## Assignment:
The entries that follow must be given again exactly, with no pictures kept.

Stored items
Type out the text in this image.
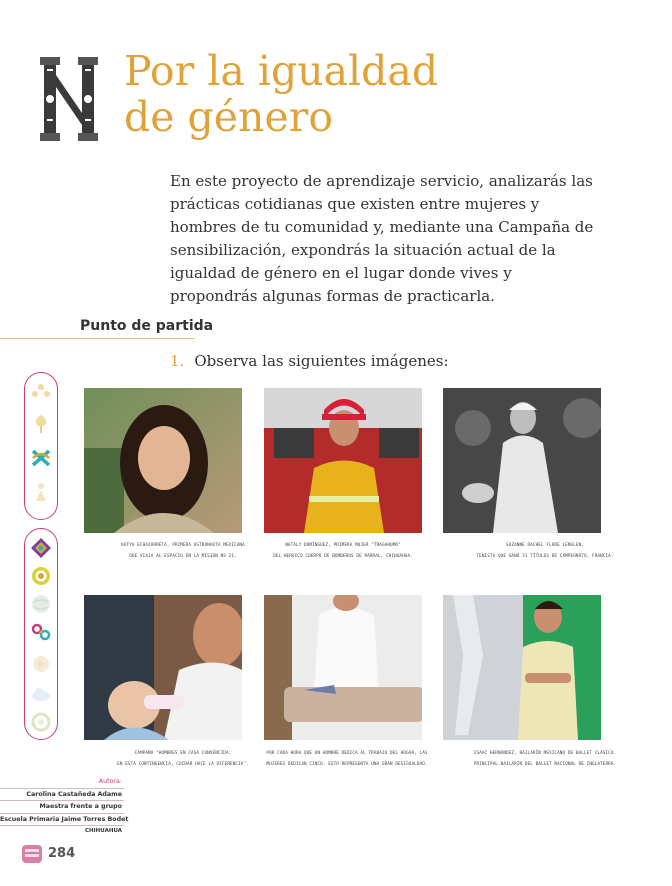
Por la igualdad
de género

En este proyecto de aprendizaje servicio, analizarás las prácticas cotidianas que existen entre mujeres y hombres de tu comunidad y, mediante una Campaña de sensibilización, expondrás la situación actual de la igualdad de género en el lugar donde vives y propondrás algunas formas de practicarla.

Punto de partida

1. Observa las siguientes imágenes:

KATYA ECHAZARRETA, PRIMERA ASTRONAUTA MEXICANA
QUE VIAJA AL ESPACIO EN LA MISIÓN NS-21.

NATALY DOMÍNGUEZ, PRIMERA MUJER "TRAGAHUMO"
DEL HEROICO CUERPO DE BOMBEROS DE PARRAL, CHIHUAHUA.

SUZANNE RACHEL FLORE LENGLEN,
TENISTA QUE GANÓ 31 TÍTULOS DE CAMPEONATO, FRANCIA.

CAMPAÑA "HOMBRES EN CASA CONVENCIDA:
EN ESTA CONTINGENCIA, CUIDAR HACE LA DIFERENCIA".

POR CADA HORA QUE UN HOMBRE DEDICA AL TRABAJO DEL HOGAR, LAS
MUJERES DEDICAN CINCO. ESTO REPRESENTA UNA GRAN DESIGUALDAD.

ISAAC HERNÁNDEZ, BAILARÍN MEXICANO DE BALLET CLÁSICO.
PRINCIPAL BAILARÍN DEL BALLET NACIONAL DE INGLATERRA.

Autora:
Carolina Castañeda Adame
Maestra frente a grupo
Escuela Primaria Jaime Torres Bodet
CHIHUAHUA

284
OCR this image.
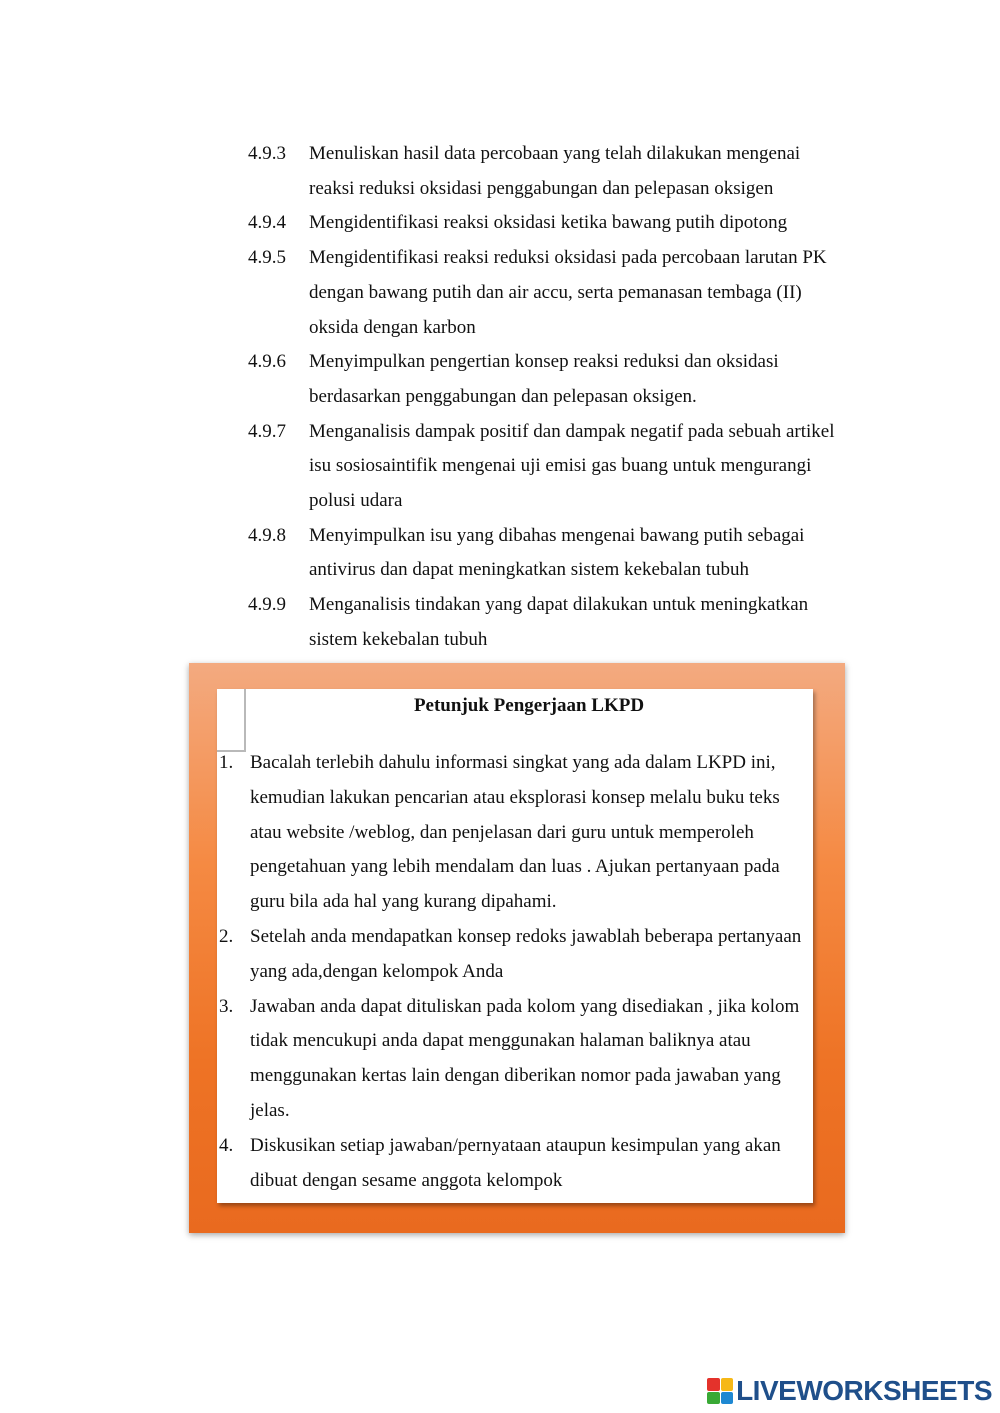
4.9.3	Menuliskan hasil data percobaan yang telah dilakukan mengenai reaksi reduksi oksidasi penggabungan dan pelepasan oksigen
4.9.4	Mengidentifikasi reaksi oksidasi ketika bawang putih dipotong
4.9.5	Mengidentifikasi reaksi reduksi oksidasi pada percobaan larutan PK dengan bawang putih dan air accu, serta pemanasan tembaga (II) oksida dengan karbon
4.9.6	Menyimpulkan pengertian konsep reaksi reduksi dan oksidasi berdasarkan penggabungan dan pelepasan oksigen.
4.9.7	Menganalisis dampak positif dan dampak negatif pada sebuah artikel isu sosiosaintifik mengenai uji emisi gas buang untuk mengurangi polusi udara
4.9.8	Menyimpulkan isu yang dibahas mengenai bawang putih sebagai antivirus dan dapat meningkatkan sistem kekebalan tubuh
4.9.9	Menganalisis tindakan yang dapat dilakukan untuk meningkatkan sistem kekebalan tubuh
Petunjuk Pengerjaan LKPD
1. Bacalah terlebih dahulu informasi singkat yang ada dalam LKPD ini, kemudian lakukan pencarian atau eksplorasi konsep melalu buku teks atau website /weblog, dan penjelasan dari guru untuk memperoleh pengetahuan yang lebih mendalam dan luas . Ajukan pertanyaan pada guru bila ada hal yang kurang dipahami.
2. Setelah anda mendapatkan konsep redoks jawablah beberapa pertanyaan yang ada,dengan kelompok Anda
3. Jawaban anda dapat dituliskan pada kolom yang disediakan , jika kolom tidak mencukupi anda dapat menggunakan halaman baliknya atau menggunakan kertas lain dengan diberikan nomor pada jawaban yang jelas.
4. Diskusikan setiap jawaban/pernyataan ataupun kesimpulan yang akan dibuat dengan sesame anggota kelompok
LIVEWORKSHEETS
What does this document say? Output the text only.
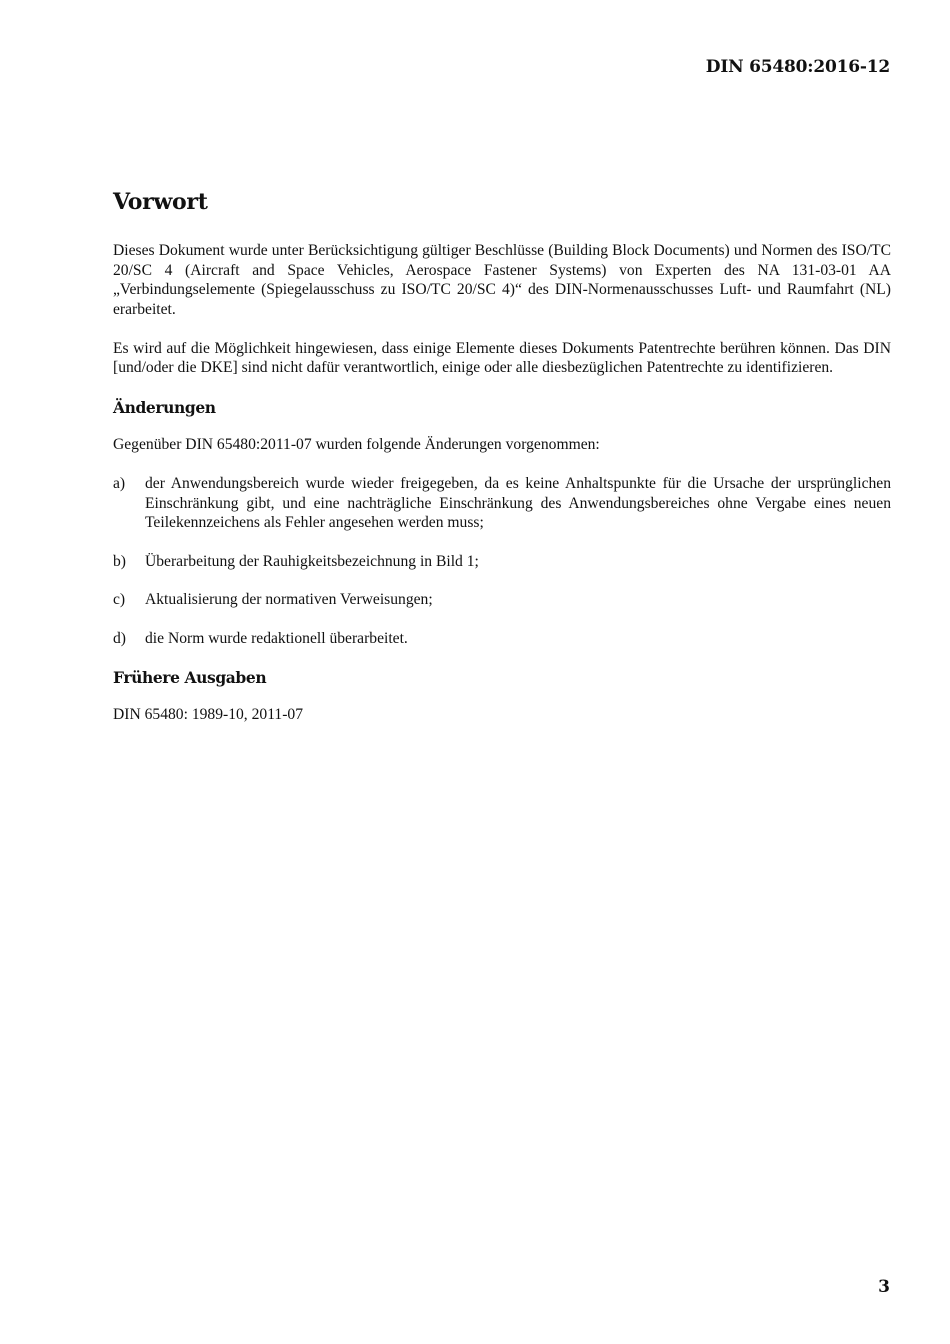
DIN 65480:2016-12

Vorwort

Dieses Dokument wurde unter Berücksichtigung gültiger Beschlüsse (Building Block Documents) und Normen des ISO/TC 20/SC 4 (Aircraft and Space Vehicles, Aerospace Fastener Systems) von Experten des NA 131-03-01 AA „Verbindungselemente (Spiegelausschuss zu ISO/TC 20/SC 4)“ des DIN-Normenausschusses Luft- und Raumfahrt (NL) erarbeitet.

Es wird auf die Möglichkeit hingewiesen, dass einige Elemente dieses Dokuments Patentrechte berühren können. Das DIN [und/oder die DKE] sind nicht dafür verantwortlich, einige oder alle diesbezüglichen Patentrechte zu identifizieren.

Änderungen

Gegenüber DIN 65480:2011-07 wurden folgende Änderungen vorgenommen:

a) der Anwendungsbereich wurde wieder freigegeben, da es keine Anhaltspunkte für die Ursache der ursprünglichen Einschränkung gibt, und eine nachträgliche Einschränkung des Anwendungsbereiches ohne Vergabe eines neuen Teilekennzeichens als Fehler angesehen werden muss;
b) Überarbeitung der Rauhigkeitsbezeichnung in Bild 1;
c) Aktualisierung der normativen Verweisungen;
d) die Norm wurde redaktionell überarbeitet.
Frühere Ausgaben

DIN 65480: 1989-10, 2011-07

3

## Written solution:
Type out the text in this image.
Por la igualdad
de género

En este proyecto de aprendizaje servicio, analizarás las prácticas cotidianas que existen entre mujeres y hombres de tu comunidad y, mediante una Campaña de sensibilización, expondrás la situación actual de la igualdad de género en el lugar donde vives y propondrás algunas formas de practicarla.

Punto de partida

1. Observa las siguientes imágenes:

KATYA ECHAZARRETA, PRIMERA ASTRONAUTA MEXICANA
QUE VIAJA AL ESPACIO EN LA MISIÓN NS-21.

NATALY DOMÍNGUEZ, PRIMERA MUJER "TRAGAHUMO"
DEL HEROICO CUERPO DE BOMBEROS DE PARRAL, CHIHUAHUA.

SUZANNE RACHEL FLORE LENGLEN,
TENISTA QUE GANÓ 31 TÍTULOS DE CAMPEONATO, FRANCIA.

CAMPAÑA "HOMBRES EN CASA CONVENCIDA:
EN ESTA CONTINGENCIA, CUIDAR HACE LA DIFERENCIA".

POR CADA HORA QUE UN HOMBRE DEDICA AL TRABAJO DEL HOGAR, LAS
MUJERES DEDICAN CINCO. ESTO REPRESENTA UNA GRAN DESIGUALDAD.

ISAAC HERNÁNDEZ, BAILARÍN MEXICANO DE BALLET CLÁSICO.
PRINCIPAL BAILARÍN DEL BALLET NACIONAL DE INGLATERRA.

Autora:
Carolina Castañeda Adame
Maestra frente a grupo
Escuela Primaria Jaime Torres Bodet
CHIHUAHUA

284
OCR this image.
4.9.3	Menuliskan hasil data percobaan yang telah dilakukan mengenai reaksi reduksi oksidasi penggabungan dan pelepasan oksigen
4.9.4	Mengidentifikasi reaksi oksidasi ketika bawang putih dipotong
4.9.5	Mengidentifikasi reaksi reduksi oksidasi pada percobaan larutan PK dengan bawang putih dan air accu, serta pemanasan tembaga (II) oksida dengan karbon
4.9.6	Menyimpulkan pengertian konsep reaksi reduksi dan oksidasi berdasarkan penggabungan dan pelepasan oksigen.
4.9.7	Menganalisis dampak positif dan dampak negatif pada sebuah artikel isu sosiosaintifik mengenai uji emisi gas buang untuk mengurangi polusi udara
4.9.8	Menyimpulkan isu yang dibahas mengenai bawang putih sebagai antivirus dan dapat meningkatkan sistem kekebalan tubuh
4.9.9	Menganalisis tindakan yang dapat dilakukan untuk meningkatkan sistem kekebalan tubuh
Petunjuk Pengerjaan LKPD
1. Bacalah terlebih dahulu informasi singkat yang ada dalam LKPD ini, kemudian lakukan pencarian atau eksplorasi konsep melalu buku teks atau website /weblog, dan penjelasan dari guru untuk memperoleh pengetahuan yang lebih mendalam dan luas . Ajukan pertanyaan pada guru bila ada hal yang kurang dipahami.
2. Setelah anda mendapatkan konsep redoks jawablah beberapa pertanyaan yang ada,dengan kelompok Anda
3. Jawaban anda dapat dituliskan pada kolom yang disediakan , jika kolom tidak mencukupi anda dapat menggunakan halaman baliknya atau menggunakan kertas lain dengan diberikan nomor pada jawaban yang jelas.
4. Diskusikan setiap jawaban/pernyataan ataupun kesimpulan yang akan dibuat dengan sesame anggota kelompok
LIVEWORKSHEETS
What does this document say? Output the text only.
DIN 65480:2016-12

Vorwort

Dieses Dokument wurde unter Berücksichtigung gültiger Beschlüsse (Building Block Documents) und Normen des ISO/TC 20/SC 4 (Aircraft and Space Vehicles, Aerospace Fastener Systems) von Experten des NA 131-03-01 AA „Verbindungselemente (Spiegelausschuss zu ISO/TC 20/SC 4)“ des DIN-Normenausschusses Luft- und Raumfahrt (NL) erarbeitet.

Es wird auf die Möglichkeit hingewiesen, dass einige Elemente dieses Dokuments Patentrechte berühren können. Das DIN [und/oder die DKE] sind nicht dafür verantwortlich, einige oder alle diesbezüglichen Patentrechte zu identifizieren.

Änderungen

Gegenüber DIN 65480:2011-07 wurden folgende Änderungen vorgenommen:

a) der Anwendungsbereich wurde wieder freigegeben, da es keine Anhaltspunkte für die Ursache der ursprünglichen Einschränkung gibt, und eine nachträgliche Einschränkung des Anwendungsbereiches ohne Vergabe eines neuen Teilekennzeichens als Fehler angesehen werden muss;
b) Überarbeitung der Rauhigkeitsbezeichnung in Bild 1;
c) Aktualisierung der normativen Verweisungen;
d) die Norm wurde redaktionell überarbeitet.
Frühere Ausgaben

DIN 65480: 1989-10, 2011-07

3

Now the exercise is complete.